▶ [SET PROBLEM]:
Output the data exactly, with every line intact.

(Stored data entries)

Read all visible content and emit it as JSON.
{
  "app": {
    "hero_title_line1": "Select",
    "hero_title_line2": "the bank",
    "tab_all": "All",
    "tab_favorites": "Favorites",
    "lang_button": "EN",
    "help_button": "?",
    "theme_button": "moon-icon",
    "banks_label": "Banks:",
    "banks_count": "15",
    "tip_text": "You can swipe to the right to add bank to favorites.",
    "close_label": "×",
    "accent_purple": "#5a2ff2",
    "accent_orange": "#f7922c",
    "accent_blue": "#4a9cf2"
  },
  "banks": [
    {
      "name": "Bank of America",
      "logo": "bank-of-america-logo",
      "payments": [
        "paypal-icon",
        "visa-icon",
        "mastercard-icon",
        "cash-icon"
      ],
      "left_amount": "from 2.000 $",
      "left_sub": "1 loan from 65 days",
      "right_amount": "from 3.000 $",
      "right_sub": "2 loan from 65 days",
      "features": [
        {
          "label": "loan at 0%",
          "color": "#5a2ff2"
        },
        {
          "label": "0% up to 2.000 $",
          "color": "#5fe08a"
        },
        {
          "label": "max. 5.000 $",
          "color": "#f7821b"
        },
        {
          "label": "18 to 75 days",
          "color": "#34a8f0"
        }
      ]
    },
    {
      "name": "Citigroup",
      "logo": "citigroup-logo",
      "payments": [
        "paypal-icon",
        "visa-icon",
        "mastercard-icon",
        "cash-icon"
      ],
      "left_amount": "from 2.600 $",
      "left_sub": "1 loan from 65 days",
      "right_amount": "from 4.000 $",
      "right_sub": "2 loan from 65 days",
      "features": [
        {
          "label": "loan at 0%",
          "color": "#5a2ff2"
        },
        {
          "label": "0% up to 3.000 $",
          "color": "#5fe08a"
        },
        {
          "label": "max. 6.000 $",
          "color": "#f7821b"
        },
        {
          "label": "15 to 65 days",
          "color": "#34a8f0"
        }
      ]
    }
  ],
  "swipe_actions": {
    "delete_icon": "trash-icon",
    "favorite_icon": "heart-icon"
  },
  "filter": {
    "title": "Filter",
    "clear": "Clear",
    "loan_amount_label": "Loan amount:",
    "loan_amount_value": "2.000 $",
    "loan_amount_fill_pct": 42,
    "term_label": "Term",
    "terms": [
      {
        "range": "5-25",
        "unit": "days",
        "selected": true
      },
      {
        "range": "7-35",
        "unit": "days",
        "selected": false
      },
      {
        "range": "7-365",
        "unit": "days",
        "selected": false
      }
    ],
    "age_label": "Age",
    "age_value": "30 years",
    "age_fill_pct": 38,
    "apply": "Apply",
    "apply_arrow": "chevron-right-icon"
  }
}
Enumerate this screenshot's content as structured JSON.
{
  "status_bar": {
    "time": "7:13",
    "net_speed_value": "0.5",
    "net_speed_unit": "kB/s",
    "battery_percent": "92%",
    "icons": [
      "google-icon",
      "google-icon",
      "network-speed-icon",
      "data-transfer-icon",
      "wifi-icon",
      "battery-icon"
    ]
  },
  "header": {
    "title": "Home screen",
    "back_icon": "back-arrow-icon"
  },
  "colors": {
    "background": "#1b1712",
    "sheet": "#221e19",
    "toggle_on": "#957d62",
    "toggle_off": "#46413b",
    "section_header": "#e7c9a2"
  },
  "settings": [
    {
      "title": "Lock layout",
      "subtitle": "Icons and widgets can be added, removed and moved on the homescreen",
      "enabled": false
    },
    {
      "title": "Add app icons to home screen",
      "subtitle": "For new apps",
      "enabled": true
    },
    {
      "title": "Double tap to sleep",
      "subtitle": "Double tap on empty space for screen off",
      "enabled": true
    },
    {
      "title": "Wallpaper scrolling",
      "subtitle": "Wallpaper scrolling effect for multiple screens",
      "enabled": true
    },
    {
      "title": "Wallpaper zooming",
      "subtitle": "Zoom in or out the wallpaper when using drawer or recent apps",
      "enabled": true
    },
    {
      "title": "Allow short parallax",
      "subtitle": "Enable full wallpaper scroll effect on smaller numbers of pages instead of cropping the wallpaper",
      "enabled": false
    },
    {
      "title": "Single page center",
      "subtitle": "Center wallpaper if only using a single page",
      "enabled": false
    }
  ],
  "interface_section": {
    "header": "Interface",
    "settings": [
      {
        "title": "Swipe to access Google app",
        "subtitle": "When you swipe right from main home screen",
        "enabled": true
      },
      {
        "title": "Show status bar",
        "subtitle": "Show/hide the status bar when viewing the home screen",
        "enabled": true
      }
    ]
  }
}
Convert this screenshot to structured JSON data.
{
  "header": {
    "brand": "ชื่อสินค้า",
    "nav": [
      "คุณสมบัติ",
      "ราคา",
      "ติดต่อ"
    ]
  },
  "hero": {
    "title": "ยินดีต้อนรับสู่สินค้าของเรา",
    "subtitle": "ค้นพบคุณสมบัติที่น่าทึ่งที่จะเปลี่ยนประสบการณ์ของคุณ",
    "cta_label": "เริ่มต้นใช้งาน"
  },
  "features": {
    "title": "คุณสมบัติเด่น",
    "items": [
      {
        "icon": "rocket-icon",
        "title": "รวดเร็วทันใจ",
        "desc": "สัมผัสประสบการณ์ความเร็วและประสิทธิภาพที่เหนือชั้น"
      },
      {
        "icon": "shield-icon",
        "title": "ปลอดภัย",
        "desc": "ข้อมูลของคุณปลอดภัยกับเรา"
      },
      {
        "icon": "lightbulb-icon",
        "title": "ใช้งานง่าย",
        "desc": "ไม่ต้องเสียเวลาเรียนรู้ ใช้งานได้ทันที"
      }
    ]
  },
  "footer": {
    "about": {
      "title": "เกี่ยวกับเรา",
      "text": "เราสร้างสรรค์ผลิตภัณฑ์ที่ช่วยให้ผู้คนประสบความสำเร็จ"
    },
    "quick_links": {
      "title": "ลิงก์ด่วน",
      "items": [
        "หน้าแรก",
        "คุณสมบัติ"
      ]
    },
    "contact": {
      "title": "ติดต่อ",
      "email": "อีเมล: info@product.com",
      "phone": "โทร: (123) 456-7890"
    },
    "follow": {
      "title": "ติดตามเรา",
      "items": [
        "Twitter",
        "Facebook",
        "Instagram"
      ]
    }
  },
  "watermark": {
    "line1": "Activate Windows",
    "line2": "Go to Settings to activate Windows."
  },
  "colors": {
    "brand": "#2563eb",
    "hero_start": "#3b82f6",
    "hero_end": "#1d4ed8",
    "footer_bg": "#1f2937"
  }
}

▶ [THE COMPLETED TASK]:
Read all visible content and emit it as JSON.
{
  "app": {
    "hero_title_line1": "Select",
    "hero_title_line2": "the bank",
    "tab_all": "All",
    "tab_favorites": "Favorites",
    "lang_button": "EN",
    "help_button": "?",
    "theme_button": "moon-icon",
    "banks_label": "Banks:",
    "banks_count": "15",
    "tip_text": "You can swipe to the right to add bank to favorites.",
    "close_label": "×",
    "accent_purple": "#5a2ff2",
    "accent_orange": "#f7922c",
    "accent_blue": "#4a9cf2"
  },
  "banks": [
    {
      "name": "Bank of America",
      "logo": "bank-of-america-logo",
      "payments": [
        "paypal-icon",
        "visa-icon",
        "mastercard-icon",
        "cash-icon"
      ],
      "left_amount": "from 2.000 $",
      "left_sub": "1 loan from 65 days",
      "right_amount": "from 3.000 $",
      "right_sub": "2 loan from 65 days",
      "features": [
        {
          "label": "loan at 0%",
          "color": "#5a2ff2"
        },
        {
          "label": "0% up to 2.000 $",
          "color": "#5fe08a"
        },
        {
          "label": "max. 5.000 $",
          "color": "#f7821b"
        },
        {
          "label": "18 to 75 days",
          "color": "#34a8f0"
        }
      ]
    },
    {
      "name": "Citigroup",
      "logo": "citigroup-logo",
      "payments": [
        "paypal-icon",
        "visa-icon",
        "mastercard-icon",
        "cash-icon"
      ],
      "left_amount": "from 2.600 $",
      "left_sub": "1 loan from 65 days",
      "right_amount": "from 4.000 $",
      "right_sub": "2 loan from 65 days",
      "features": [
        {
          "label": "loan at 0%",
          "color": "#5a2ff2"
        },
        {
          "label": "0% up to 3.000 $",
          "color": "#5fe08a"
        },
        {
          "label": "max. 6.000 $",
          "color": "#f7821b"
        },
        {
          "label": "15 to 65 days",
          "color": "#34a8f0"
        }
      ]
    }
  ],
  "swipe_actions": {
    "delete_icon": "trash-icon",
    "favorite_icon": "heart-icon"
  },
  "filter": {
    "title": "Filter",
    "clear": "Clear",
    "loan_amount_label": "Loan amount:",
    "loan_amount_value": "2.000 $",
    "loan_amount_fill_pct": 42,
    "term_label": "Term",
    "terms": [
      {
        "range": "5-25",
        "unit": "days",
        "selected": true
      },
      {
        "range": "7-35",
        "unit": "days",
        "selected": false
      },
      {
        "range": "7-365",
        "unit": "days",
        "selected": false
      }
    ],
    "age_label": "Age",
    "age_value": "30 years",
    "age_fill_pct": 38,
    "apply": "Apply",
    "apply_arrow": "chevron-right-icon"
  }
}
Enumerate this screenshot's content as structured JSON.
{
  "status_bar": {
    "time": "7:13",
    "net_speed_value": "0.5",
    "net_speed_unit": "kB/s",
    "battery_percent": "92%",
    "icons": [
      "google-icon",
      "google-icon",
      "network-speed-icon",
      "data-transfer-icon",
      "wifi-icon",
      "battery-icon"
    ]
  },
  "header": {
    "title": "Home screen",
    "back_icon": "back-arrow-icon"
  },
  "colors": {
    "background": "#1b1712",
    "sheet": "#221e19",
    "toggle_on": "#957d62",
    "toggle_off": "#46413b",
    "section_header": "#e7c9a2"
  },
  "settings": [
    {
      "title": "Lock layout",
      "subtitle": "Icons and widgets can be added, removed and moved on the homescreen",
      "enabled": false
    },
    {
      "title": "Add app icons to home screen",
      "subtitle": "For new apps",
      "enabled": true
    },
    {
      "title": "Double tap to sleep",
      "subtitle": "Double tap on empty space for screen off",
      "enabled": true
    },
    {
      "title": "Wallpaper scrolling",
      "subtitle": "Wallpaper scrolling effect for multiple screens",
      "enabled": true
    },
    {
      "title": "Wallpaper zooming",
      "subtitle": "Zoom in or out the wallpaper when using drawer or recent apps",
      "enabled": true
    },
    {
      "title": "Allow short parallax",
      "subtitle": "Enable full wallpaper scroll effect on smaller numbers of pages instead of cropping the wallpaper",
      "enabled": false
    },
    {
      "title": "Single page center",
      "subtitle": "Center wallpaper if only using a single page",
      "enabled": false
    }
  ],
  "interface_section": {
    "header": "Interface",
    "settings": [
      {
        "title": "Swipe to access Google app",
        "subtitle": "When you swipe right from main home screen",
        "enabled": true
      },
      {
        "title": "Show status bar",
        "subtitle": "Show/hide the status bar when viewing the home screen",
        "enabled": true
      }
    ]
  }
}
Convert this screenshot to structured JSON data.
{
  "header": {
    "brand": "ชื่อสินค้า",
    "nav": [
      "คุณสมบัติ",
      "ราคา",
      "ติดต่อ"
    ]
  },
  "hero": {
    "title": "ยินดีต้อนรับสู่สินค้าของเรา",
    "subtitle": "ค้นพบคุณสมบัติที่น่าทึ่งที่จะเปลี่ยนประสบการณ์ของคุณ",
    "cta_label": "เริ่มต้นใช้งาน"
  },
  "features": {
    "title": "คุณสมบัติเด่น",
    "items": [
      {
        "icon": "rocket-icon",
        "title": "รวดเร็วทันใจ",
        "desc": "สัมผัสประสบการณ์ความเร็วและประสิทธิภาพที่เหนือชั้น"
      },
      {
        "icon": "shield-icon",
        "title": "ปลอดภัย",
        "desc": "ข้อมูลของคุณปลอดภัยกับเรา"
      },
      {
        "icon": "lightbulb-icon",
        "title": "ใช้งานง่าย",
        "desc": "ไม่ต้องเสียเวลาเรียนรู้ ใช้งานได้ทันที"
      }
    ]
  },
  "footer": {
    "about": {
      "title": "เกี่ยวกับเรา",
      "text": "เราสร้างสรรค์ผลิตภัณฑ์ที่ช่วยให้ผู้คนประสบความสำเร็จ"
    },
    "quick_links": {
      "title": "ลิงก์ด่วน",
      "items": [
        "หน้าแรก",
        "คุณสมบัติ"
      ]
    },
    "contact": {
      "title": "ติดต่อ",
      "email": "อีเมล: info@product.com",
      "phone": "โทร: (123) 456-7890"
    },
    "follow": {
      "title": "ติดตามเรา",
      "items": [
        "Twitter",
        "Facebook",
        "Instagram"
      ]
    }
  },
  "watermark": {
    "line1": "Activate Windows",
    "line2": "Go to Settings to activate Windows."
  },
  "colors": {
    "brand": "#2563eb",
    "hero_start": "#3b82f6",
    "hero_end": "#1d4ed8",
    "footer_bg": "#1f2937"
  }
}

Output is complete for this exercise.